Rows from a dataset:

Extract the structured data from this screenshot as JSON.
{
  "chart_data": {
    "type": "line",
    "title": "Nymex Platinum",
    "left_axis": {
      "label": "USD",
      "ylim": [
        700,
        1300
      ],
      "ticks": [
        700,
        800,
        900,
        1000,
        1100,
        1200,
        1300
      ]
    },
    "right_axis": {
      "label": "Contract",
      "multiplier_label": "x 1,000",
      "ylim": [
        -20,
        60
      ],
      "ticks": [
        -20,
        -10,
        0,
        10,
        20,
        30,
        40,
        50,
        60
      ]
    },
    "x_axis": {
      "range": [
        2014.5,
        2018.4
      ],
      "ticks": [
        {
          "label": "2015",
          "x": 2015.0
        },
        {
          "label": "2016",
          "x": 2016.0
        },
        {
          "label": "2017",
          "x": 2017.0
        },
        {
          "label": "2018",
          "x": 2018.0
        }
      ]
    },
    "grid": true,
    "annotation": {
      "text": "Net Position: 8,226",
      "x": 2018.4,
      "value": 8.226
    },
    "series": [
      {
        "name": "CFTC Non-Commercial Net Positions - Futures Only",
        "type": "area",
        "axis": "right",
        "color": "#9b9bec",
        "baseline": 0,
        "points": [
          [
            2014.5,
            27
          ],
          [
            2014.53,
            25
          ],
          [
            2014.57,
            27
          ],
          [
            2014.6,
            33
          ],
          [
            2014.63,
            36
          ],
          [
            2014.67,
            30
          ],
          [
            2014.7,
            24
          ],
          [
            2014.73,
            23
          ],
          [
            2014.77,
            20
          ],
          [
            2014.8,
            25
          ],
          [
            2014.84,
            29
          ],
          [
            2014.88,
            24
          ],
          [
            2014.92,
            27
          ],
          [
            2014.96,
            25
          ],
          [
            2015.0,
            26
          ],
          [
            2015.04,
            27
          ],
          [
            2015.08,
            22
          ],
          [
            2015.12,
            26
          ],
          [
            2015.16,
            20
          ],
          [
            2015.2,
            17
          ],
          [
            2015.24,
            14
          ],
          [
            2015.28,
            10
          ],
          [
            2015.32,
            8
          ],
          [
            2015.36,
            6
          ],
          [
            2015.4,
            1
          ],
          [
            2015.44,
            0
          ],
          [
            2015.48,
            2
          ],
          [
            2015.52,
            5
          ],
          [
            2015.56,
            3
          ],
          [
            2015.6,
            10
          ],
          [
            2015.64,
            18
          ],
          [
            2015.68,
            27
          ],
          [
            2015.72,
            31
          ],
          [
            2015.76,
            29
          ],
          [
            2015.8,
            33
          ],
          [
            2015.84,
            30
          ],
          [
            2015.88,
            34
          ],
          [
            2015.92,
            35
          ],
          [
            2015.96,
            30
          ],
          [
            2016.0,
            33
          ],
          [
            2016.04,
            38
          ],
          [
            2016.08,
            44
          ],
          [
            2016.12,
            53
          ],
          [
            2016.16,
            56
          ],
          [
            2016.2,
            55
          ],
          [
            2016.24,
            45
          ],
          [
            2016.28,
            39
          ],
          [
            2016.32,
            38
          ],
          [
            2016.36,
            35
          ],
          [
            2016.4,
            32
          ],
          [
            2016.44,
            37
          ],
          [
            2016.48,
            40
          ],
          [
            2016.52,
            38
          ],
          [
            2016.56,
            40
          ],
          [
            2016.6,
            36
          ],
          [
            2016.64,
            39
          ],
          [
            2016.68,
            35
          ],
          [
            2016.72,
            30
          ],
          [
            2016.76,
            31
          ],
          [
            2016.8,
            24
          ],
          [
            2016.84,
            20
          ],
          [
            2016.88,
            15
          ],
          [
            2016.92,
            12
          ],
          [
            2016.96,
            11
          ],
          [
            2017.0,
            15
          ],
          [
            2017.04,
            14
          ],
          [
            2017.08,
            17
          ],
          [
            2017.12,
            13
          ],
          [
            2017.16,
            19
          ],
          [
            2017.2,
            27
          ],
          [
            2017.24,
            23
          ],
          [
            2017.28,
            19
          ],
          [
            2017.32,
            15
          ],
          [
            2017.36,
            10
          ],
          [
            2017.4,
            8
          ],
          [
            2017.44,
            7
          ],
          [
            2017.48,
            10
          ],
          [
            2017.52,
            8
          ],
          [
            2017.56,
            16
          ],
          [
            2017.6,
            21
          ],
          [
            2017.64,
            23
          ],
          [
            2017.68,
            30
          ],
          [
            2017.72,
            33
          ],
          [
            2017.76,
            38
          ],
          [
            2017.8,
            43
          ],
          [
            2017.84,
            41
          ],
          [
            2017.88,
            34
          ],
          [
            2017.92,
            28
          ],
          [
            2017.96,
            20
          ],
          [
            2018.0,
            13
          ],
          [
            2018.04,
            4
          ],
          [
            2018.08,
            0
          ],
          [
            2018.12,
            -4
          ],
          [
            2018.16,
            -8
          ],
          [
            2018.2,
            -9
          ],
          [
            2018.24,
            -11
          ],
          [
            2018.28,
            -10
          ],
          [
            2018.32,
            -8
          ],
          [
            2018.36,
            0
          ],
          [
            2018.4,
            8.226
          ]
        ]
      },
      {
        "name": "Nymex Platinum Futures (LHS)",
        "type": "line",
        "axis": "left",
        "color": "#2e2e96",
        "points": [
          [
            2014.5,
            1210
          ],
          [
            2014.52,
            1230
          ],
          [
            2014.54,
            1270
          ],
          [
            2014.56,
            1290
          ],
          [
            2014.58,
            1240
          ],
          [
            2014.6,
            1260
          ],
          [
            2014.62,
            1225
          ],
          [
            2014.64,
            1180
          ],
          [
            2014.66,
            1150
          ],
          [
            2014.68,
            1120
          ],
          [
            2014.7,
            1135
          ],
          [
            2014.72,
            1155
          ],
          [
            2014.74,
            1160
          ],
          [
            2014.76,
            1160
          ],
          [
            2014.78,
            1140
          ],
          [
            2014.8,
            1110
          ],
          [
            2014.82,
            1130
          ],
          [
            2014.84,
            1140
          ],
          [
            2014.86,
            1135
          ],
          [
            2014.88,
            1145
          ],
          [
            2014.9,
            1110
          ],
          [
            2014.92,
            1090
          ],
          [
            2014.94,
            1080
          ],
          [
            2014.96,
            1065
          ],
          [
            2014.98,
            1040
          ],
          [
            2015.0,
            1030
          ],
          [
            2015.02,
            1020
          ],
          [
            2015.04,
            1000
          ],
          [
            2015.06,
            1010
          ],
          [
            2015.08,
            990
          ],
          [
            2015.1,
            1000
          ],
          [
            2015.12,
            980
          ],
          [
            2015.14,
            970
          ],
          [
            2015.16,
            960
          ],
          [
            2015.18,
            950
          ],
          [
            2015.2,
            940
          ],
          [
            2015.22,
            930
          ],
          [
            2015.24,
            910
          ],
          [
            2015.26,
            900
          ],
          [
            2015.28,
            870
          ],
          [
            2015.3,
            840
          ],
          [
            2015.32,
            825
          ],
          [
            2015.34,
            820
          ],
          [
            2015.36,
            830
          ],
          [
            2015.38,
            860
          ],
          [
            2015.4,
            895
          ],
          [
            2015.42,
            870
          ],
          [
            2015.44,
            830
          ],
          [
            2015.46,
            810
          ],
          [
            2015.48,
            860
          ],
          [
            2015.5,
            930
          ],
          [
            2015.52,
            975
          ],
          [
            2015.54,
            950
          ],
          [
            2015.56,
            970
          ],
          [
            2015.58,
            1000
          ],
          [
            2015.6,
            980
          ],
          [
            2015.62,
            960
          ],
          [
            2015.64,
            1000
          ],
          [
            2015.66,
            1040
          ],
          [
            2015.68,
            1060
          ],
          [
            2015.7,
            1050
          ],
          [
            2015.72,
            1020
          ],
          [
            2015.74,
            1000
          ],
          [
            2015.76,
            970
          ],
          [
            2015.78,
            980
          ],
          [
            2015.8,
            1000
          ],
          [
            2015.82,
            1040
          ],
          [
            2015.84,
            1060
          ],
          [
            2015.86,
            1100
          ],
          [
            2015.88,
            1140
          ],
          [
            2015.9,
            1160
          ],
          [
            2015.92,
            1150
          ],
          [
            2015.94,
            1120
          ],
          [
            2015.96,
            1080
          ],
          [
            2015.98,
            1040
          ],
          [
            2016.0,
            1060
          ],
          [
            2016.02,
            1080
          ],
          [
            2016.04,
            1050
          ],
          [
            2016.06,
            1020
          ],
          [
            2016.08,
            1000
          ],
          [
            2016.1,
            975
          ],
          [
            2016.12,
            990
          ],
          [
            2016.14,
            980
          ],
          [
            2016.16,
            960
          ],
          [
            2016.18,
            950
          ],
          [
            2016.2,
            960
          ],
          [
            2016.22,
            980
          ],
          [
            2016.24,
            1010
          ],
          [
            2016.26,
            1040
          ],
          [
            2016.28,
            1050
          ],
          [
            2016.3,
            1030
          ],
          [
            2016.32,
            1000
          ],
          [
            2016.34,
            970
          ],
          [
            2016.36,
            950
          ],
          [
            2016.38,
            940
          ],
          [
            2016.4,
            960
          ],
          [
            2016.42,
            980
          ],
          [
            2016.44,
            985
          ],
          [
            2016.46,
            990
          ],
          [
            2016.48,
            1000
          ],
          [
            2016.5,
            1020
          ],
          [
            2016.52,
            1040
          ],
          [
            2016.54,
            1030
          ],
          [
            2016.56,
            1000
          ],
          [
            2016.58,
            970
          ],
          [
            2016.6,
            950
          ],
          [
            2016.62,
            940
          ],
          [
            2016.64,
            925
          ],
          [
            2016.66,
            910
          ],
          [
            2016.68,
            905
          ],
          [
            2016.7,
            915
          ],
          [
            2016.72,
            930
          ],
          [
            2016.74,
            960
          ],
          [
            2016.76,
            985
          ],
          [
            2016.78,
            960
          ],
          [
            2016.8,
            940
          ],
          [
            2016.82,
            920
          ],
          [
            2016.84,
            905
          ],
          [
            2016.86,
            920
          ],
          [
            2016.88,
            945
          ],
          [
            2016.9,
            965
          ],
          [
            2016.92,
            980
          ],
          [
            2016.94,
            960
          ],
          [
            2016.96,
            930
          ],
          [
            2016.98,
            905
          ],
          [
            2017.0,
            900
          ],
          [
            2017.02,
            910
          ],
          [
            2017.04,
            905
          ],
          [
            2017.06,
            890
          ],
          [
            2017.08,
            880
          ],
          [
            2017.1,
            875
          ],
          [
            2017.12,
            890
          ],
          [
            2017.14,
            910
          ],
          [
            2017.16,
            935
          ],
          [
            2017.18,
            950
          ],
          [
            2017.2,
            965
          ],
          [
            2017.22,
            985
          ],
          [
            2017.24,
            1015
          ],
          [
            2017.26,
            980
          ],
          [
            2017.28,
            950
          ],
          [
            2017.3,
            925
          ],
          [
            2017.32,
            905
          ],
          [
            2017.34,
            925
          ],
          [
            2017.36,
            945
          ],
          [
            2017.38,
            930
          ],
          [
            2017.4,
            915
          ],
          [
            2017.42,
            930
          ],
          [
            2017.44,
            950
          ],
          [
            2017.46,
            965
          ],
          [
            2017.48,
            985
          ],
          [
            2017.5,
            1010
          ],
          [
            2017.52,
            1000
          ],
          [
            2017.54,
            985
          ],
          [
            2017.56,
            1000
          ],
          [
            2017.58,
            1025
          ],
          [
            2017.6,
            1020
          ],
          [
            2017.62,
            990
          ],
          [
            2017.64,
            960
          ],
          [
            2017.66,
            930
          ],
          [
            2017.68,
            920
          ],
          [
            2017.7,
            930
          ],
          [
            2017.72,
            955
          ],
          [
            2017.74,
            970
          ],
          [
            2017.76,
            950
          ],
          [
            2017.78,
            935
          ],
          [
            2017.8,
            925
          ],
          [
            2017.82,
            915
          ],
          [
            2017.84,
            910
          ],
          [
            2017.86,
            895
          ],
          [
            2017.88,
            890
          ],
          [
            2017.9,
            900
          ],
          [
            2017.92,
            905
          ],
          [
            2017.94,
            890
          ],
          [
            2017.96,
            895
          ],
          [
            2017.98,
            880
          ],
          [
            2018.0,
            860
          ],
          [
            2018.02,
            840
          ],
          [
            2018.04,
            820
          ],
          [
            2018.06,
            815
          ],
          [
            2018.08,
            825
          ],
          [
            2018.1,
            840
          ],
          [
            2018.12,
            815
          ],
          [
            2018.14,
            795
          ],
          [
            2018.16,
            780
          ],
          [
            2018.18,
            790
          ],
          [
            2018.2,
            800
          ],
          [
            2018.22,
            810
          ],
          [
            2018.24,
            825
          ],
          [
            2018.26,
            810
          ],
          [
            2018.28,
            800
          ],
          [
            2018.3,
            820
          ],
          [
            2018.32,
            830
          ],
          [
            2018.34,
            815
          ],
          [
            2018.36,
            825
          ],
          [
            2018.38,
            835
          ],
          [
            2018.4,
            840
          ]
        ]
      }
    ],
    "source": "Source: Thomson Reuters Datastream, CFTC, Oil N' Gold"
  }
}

▶ **YOUR TASK**
Track down all lines above with the string "name" and copy them.

▶ **EXERCISE SOLUTION**
        "name": "CFTC Non-Commercial Net Positions - Futures Only",
        "name": "Nymex Platinum Futures (LHS)",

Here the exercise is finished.